─── Materials provided

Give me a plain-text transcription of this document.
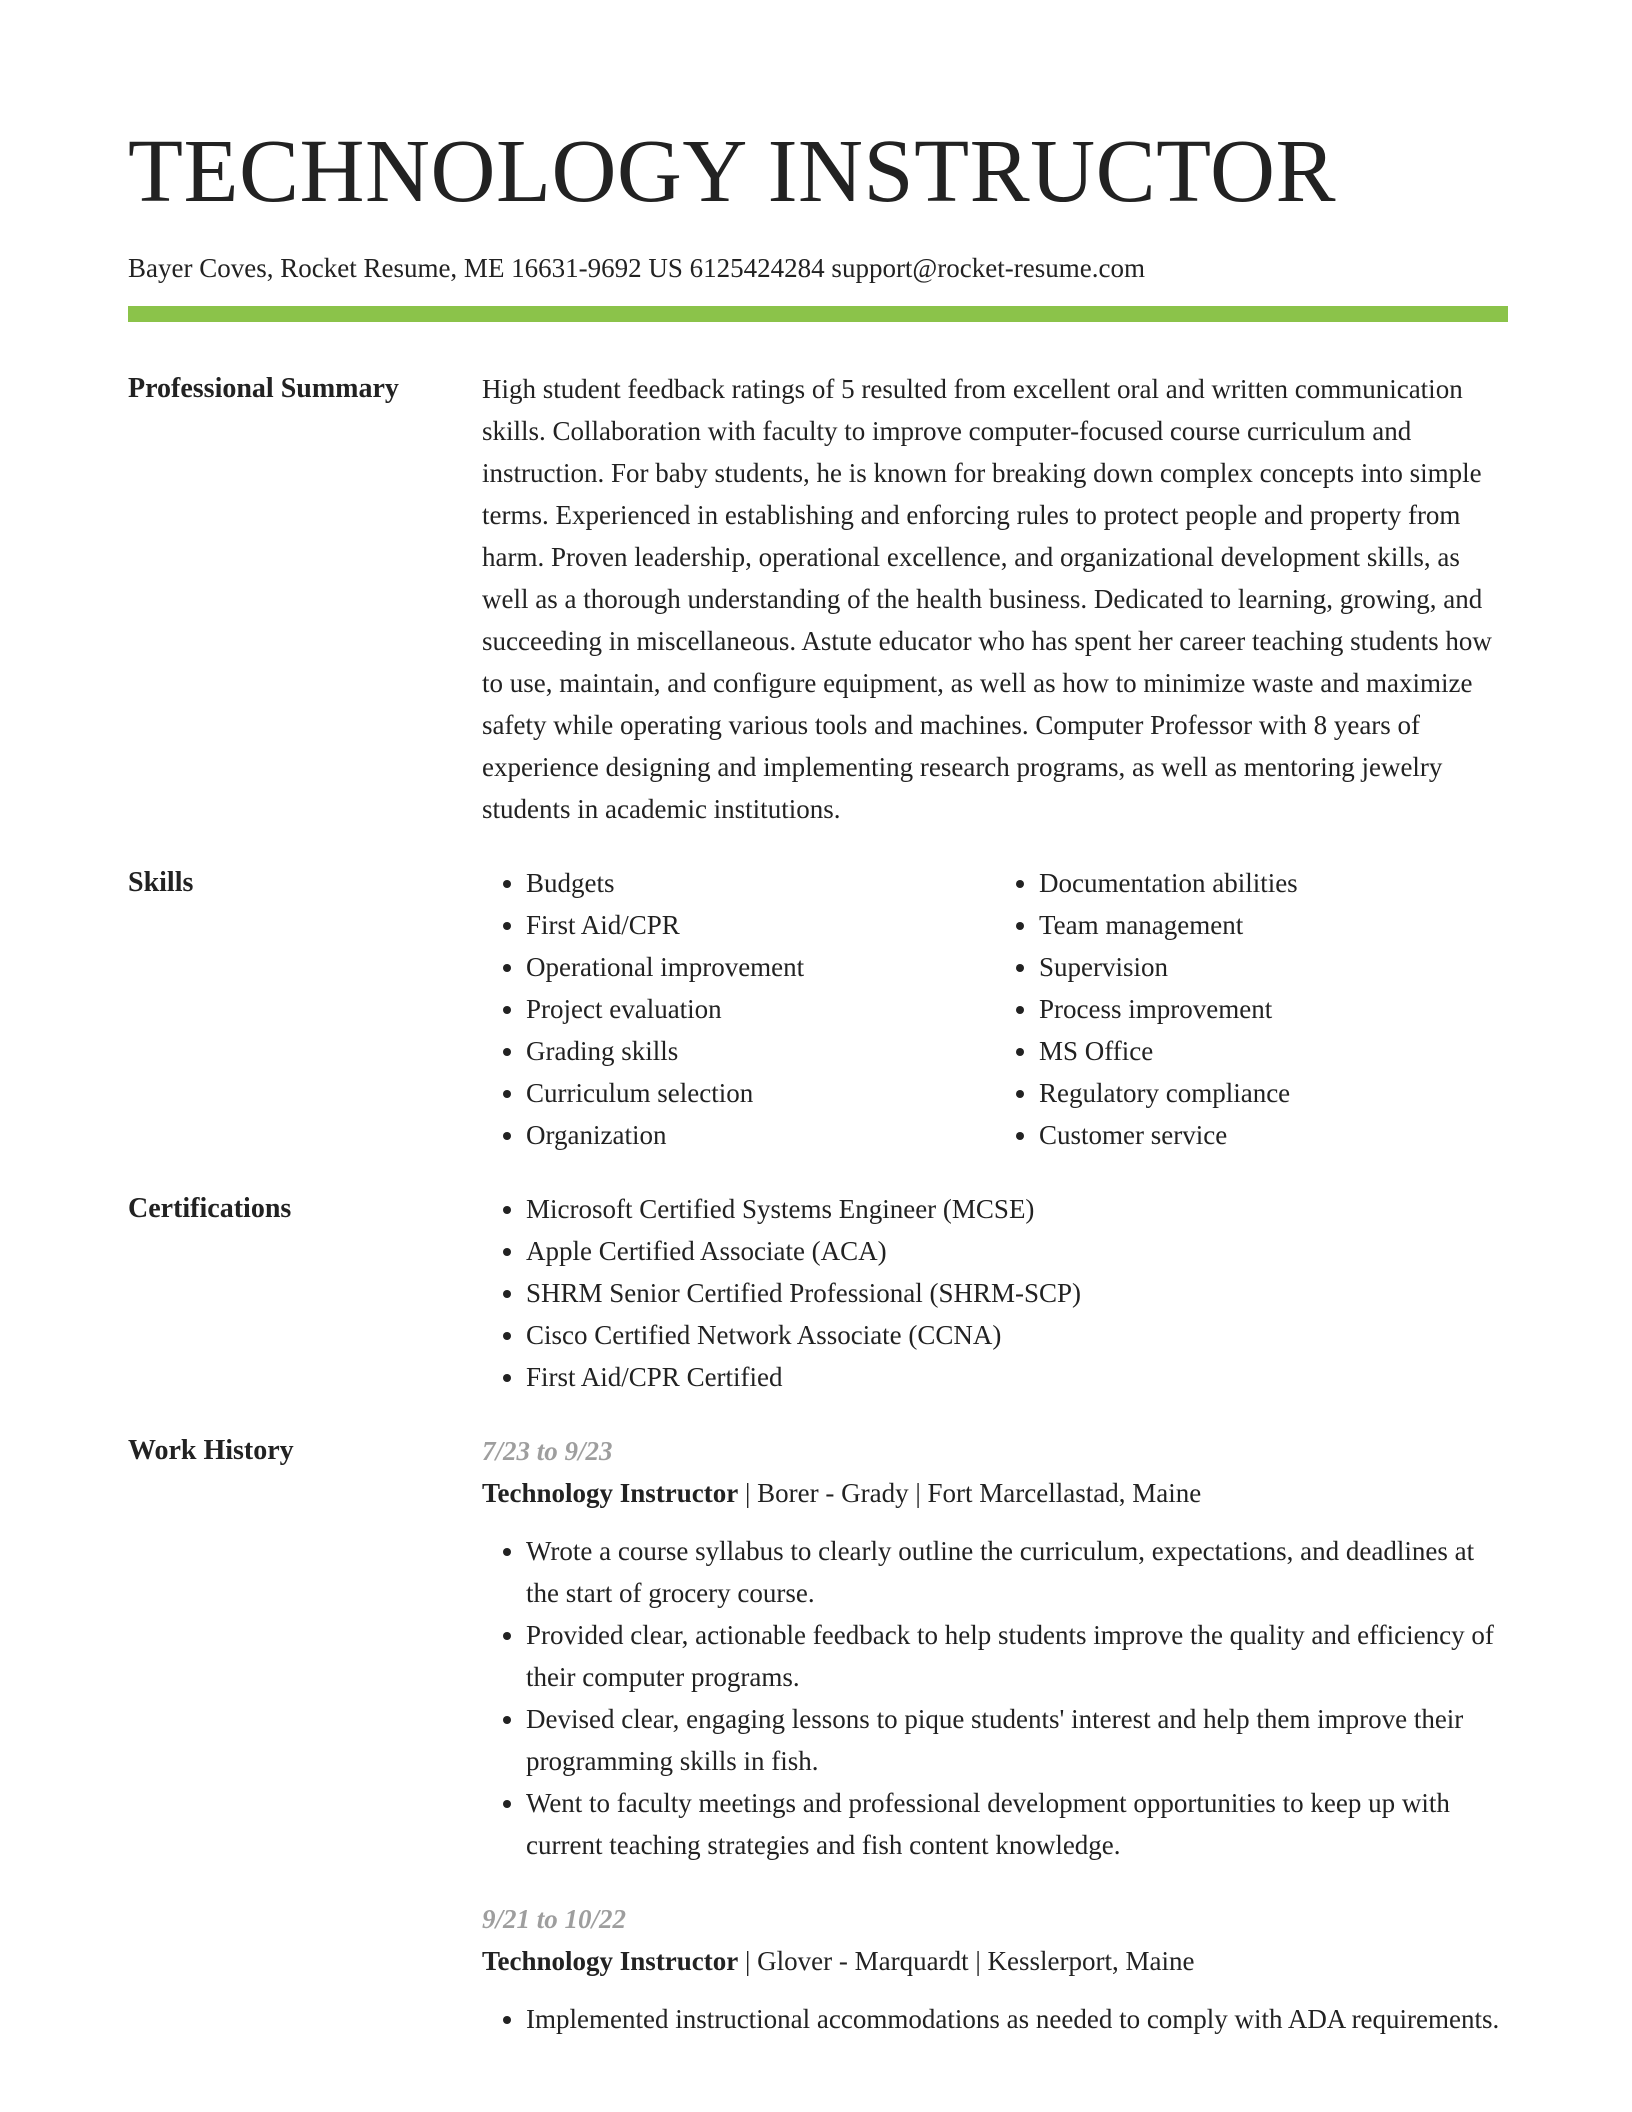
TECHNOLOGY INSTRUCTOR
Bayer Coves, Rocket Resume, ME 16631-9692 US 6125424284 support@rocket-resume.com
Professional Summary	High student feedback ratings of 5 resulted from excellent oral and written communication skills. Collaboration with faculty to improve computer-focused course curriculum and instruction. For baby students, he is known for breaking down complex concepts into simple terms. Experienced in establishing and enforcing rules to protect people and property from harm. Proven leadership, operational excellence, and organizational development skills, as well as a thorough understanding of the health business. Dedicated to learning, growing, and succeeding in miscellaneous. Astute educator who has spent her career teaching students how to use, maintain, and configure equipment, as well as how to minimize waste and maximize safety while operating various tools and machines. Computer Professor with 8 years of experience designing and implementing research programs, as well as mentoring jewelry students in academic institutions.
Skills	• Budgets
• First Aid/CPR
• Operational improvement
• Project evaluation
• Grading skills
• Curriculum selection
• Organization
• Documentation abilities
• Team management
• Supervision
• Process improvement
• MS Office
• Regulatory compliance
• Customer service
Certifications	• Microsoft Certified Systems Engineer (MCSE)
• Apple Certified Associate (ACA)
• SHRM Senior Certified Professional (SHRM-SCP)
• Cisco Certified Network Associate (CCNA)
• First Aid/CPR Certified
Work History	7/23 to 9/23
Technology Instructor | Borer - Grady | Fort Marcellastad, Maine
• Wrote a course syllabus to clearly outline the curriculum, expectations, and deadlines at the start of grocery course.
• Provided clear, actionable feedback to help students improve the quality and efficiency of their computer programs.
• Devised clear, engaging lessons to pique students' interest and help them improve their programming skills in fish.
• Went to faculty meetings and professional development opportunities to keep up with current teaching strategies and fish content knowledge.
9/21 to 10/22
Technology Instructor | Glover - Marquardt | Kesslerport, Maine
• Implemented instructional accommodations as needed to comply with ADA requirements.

──────

| Request |
Without including the pictures, reproduce all entries exactly.

| Result of the exercise |
Give me a plain-text transcription of this document.
TECHNOLOGY INSTRUCTOR
Bayer Coves, Rocket Resume, ME 16631-9692 US 6125424284 support@rocket-resume.com
Professional Summary	High student feedback ratings of 5 resulted from excellent oral and written communication skills. Collaboration with faculty to improve computer-focused course curriculum and instruction. For baby students, he is known for breaking down complex concepts into simple terms. Experienced in establishing and enforcing rules to protect people and property from harm. Proven leadership, operational excellence, and organizational development skills, as well as a thorough understanding of the health business. Dedicated to learning, growing, and succeeding in miscellaneous. Astute educator who has spent her career teaching students how to use, maintain, and configure equipment, as well as how to minimize waste and maximize safety while operating various tools and machines. Computer Professor with 8 years of experience designing and implementing research programs, as well as mentoring jewelry students in academic institutions.
Skills	• Budgets
• First Aid/CPR
• Operational improvement
• Project evaluation
• Grading skills
• Curriculum selection
• Organization
• Documentation abilities
• Team management
• Supervision
• Process improvement
• MS Office
• Regulatory compliance
• Customer service
Certifications	• Microsoft Certified Systems Engineer (MCSE)
• Apple Certified Associate (ACA)
• SHRM Senior Certified Professional (SHRM-SCP)
• Cisco Certified Network Associate (CCNA)
• First Aid/CPR Certified
Work History	7/23 to 9/23
Technology Instructor | Borer - Grady | Fort Marcellastad, Maine
• Wrote a course syllabus to clearly outline the curriculum, expectations, and deadlines at the start of grocery course.
• Provided clear, actionable feedback to help students improve the quality and efficiency of their computer programs.
• Devised clear, engaging lessons to pique students' interest and help them improve their programming skills in fish.
• Went to faculty meetings and professional development opportunities to keep up with current teaching strategies and fish content knowledge.
9/21 to 10/22
Technology Instructor | Glover - Marquardt | Kesslerport, Maine
• Implemented instructional accommodations as needed to comply with ADA requirements.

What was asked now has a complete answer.